- **Problem requirements**:
Restate all the material verbatim, except for the pictures.

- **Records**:
<<<<

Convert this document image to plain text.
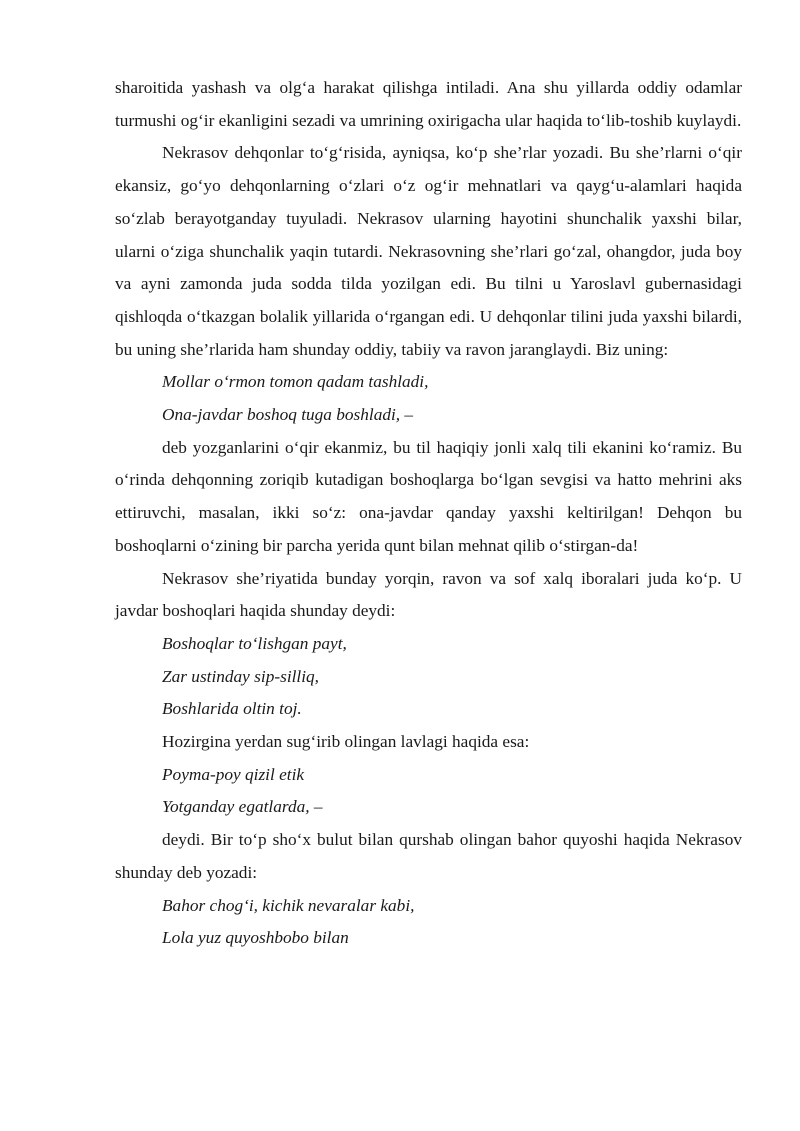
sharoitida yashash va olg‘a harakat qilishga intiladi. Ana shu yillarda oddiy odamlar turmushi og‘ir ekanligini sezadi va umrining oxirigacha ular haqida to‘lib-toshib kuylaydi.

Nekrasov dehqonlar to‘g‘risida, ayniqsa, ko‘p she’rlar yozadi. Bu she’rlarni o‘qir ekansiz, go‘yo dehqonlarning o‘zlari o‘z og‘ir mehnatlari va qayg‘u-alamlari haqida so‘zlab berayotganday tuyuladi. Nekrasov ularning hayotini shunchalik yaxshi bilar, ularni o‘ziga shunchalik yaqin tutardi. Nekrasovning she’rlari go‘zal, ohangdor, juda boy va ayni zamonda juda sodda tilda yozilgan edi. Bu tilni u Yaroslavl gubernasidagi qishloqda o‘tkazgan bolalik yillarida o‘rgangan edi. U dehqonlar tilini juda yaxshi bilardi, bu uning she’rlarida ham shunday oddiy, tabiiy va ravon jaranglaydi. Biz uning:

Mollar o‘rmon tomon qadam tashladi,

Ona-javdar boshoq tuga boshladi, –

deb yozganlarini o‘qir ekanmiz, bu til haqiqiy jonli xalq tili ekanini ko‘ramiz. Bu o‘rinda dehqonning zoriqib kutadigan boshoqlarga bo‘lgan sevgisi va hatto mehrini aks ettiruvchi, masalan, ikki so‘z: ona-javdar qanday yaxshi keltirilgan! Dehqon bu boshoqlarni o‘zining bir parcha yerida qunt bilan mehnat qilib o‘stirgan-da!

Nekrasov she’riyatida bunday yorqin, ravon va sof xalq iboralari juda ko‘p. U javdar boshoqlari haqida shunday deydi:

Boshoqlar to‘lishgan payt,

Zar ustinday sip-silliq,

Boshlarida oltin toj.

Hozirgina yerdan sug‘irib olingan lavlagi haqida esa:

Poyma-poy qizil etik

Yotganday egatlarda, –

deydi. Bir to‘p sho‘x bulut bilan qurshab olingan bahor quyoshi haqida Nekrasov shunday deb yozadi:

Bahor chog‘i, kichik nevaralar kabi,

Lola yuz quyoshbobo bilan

>>>>

- **Exercise result**:
Convert this document image to plain text.
sharoitida yashash va olg‘a harakat qilishga intiladi. Ana shu yillarda oddiy odamlar turmushi og‘ir ekanligini sezadi va umrining oxirigacha ular haqida to‘lib-toshib kuylaydi.

Nekrasov dehqonlar to‘g‘risida, ayniqsa, ko‘p she’rlar yozadi. Bu she’rlarni o‘qir ekansiz, go‘yo dehqonlarning o‘zlari o‘z og‘ir mehnatlari va qayg‘u-alamlari haqida so‘zlab berayotganday tuyuladi. Nekrasov ularning hayotini shunchalik yaxshi bilar, ularni o‘ziga shunchalik yaqin tutardi. Nekrasovning she’rlari go‘zal, ohangdor, juda boy va ayni zamonda juda sodda tilda yozilgan edi. Bu tilni u Yaroslavl gubernasidagi qishloqda o‘tkazgan bolalik yillarida o‘rgangan edi. U dehqonlar tilini juda yaxshi bilardi, bu uning she’rlarida ham shunday oddiy, tabiiy va ravon jaranglaydi. Biz uning:

Mollar o‘rmon tomon qadam tashladi,

Ona-javdar boshoq tuga boshladi, –

deb yozganlarini o‘qir ekanmiz, bu til haqiqiy jonli xalq tili ekanini ko‘ramiz. Bu o‘rinda dehqonning zoriqib kutadigan boshoqlarga bo‘lgan sevgisi va hatto mehrini aks ettiruvchi, masalan, ikki so‘z: ona-javdar qanday yaxshi keltirilgan! Dehqon bu boshoqlarni o‘zining bir parcha yerida qunt bilan mehnat qilib o‘stirgan-da!

Nekrasov she’riyatida bunday yorqin, ravon va sof xalq iboralari juda ko‘p. U javdar boshoqlari haqida shunday deydi:

Boshoqlar to‘lishgan payt,

Zar ustinday sip-silliq,

Boshlarida oltin toj.

Hozirgina yerdan sug‘irib olingan lavlagi haqida esa:

Poyma-poy qizil etik

Yotganday egatlarda, –

deydi. Bir to‘p sho‘x bulut bilan qurshab olingan bahor quyoshi haqida Nekrasov shunday deb yozadi:

Bahor chog‘i, kichik nevaralar kabi,

Lola yuz quyoshbobo bilan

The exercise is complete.